# STATED TASK:
Every line that contains the word "marker" should be copied out.

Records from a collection
※ ※ ※

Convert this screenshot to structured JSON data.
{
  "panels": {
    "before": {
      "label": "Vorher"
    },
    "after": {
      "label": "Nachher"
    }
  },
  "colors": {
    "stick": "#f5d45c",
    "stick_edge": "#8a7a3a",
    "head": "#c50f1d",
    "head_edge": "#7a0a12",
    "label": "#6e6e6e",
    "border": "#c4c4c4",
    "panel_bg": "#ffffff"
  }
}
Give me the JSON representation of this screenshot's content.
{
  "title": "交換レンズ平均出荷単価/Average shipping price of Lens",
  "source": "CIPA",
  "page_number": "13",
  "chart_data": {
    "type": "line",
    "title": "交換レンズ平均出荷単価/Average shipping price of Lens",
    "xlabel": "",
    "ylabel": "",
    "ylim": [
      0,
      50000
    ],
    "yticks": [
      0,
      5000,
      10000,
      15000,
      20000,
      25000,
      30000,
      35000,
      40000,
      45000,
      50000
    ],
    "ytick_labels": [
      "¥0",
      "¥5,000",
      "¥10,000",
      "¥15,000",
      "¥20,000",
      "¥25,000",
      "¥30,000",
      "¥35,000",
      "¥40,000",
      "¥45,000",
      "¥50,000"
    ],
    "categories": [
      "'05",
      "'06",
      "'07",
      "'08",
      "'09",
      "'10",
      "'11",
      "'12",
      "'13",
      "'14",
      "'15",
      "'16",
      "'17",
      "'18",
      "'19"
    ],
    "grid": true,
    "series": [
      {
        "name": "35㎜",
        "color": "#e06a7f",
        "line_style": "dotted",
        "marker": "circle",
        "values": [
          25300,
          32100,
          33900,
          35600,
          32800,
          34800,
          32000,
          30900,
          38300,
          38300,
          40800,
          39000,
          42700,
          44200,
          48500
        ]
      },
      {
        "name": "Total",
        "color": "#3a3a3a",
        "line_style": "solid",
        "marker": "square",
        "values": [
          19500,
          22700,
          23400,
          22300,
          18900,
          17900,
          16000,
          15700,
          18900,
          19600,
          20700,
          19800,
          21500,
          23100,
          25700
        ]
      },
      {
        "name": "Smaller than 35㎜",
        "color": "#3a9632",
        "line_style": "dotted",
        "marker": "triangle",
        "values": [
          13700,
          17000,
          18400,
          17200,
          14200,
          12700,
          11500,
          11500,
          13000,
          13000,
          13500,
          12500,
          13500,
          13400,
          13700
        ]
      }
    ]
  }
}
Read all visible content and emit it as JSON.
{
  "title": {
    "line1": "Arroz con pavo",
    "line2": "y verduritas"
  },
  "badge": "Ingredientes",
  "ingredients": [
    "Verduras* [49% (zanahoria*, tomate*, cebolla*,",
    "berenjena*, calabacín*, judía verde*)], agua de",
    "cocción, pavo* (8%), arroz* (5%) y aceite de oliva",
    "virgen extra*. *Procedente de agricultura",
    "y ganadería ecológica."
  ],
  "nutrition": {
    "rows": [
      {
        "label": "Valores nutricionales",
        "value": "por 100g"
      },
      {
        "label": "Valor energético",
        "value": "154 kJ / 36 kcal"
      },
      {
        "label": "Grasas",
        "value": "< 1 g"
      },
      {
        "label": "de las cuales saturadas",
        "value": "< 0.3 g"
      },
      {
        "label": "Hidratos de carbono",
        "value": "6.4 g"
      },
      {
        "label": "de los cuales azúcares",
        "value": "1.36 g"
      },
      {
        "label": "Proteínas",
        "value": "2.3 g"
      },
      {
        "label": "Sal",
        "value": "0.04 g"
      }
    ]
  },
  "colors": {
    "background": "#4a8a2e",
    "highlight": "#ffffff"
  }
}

※ ※ ※

# REPLY TO THE TASK:
        "marker": "circle",
        "marker": "square",
        "marker": "triangle",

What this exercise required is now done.